> Instruction
Scan the data below and pick out the lines containing the word "Modo".

> Records supplied
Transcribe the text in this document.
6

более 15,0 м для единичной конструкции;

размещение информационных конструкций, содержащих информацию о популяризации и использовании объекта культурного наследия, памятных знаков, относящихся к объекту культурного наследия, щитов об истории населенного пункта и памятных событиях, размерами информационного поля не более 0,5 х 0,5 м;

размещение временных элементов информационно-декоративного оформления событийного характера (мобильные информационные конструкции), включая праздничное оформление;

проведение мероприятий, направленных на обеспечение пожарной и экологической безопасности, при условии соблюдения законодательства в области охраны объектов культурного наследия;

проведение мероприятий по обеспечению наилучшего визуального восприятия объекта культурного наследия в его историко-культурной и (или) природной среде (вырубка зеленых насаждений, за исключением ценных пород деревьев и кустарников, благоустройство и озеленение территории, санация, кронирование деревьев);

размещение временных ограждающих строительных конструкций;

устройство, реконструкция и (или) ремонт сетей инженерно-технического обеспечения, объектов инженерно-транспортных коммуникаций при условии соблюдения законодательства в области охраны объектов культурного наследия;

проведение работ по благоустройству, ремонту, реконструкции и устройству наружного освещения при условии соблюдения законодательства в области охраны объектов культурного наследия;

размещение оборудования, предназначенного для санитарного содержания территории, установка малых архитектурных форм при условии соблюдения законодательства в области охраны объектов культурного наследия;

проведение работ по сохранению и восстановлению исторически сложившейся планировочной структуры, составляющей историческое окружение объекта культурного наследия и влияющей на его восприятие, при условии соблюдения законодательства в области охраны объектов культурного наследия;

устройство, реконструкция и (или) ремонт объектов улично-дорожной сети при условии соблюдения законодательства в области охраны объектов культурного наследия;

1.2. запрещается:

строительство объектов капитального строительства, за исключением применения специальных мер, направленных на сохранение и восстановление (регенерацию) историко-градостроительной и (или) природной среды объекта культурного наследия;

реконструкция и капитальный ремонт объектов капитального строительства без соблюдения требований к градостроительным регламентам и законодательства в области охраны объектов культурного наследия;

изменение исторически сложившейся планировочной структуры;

---

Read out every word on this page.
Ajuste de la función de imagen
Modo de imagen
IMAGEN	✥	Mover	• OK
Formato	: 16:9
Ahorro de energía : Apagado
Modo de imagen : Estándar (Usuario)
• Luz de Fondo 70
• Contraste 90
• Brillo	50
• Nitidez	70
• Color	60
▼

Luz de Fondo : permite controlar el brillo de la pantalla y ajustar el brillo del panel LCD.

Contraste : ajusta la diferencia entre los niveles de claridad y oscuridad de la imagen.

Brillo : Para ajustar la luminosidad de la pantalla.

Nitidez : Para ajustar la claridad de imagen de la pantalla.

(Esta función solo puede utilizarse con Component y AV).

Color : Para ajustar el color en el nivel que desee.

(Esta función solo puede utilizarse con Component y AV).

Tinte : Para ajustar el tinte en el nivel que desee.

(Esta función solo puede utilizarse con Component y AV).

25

> Expected answer
Modo de imagen
Modo de imagen : Estándar (Usuario)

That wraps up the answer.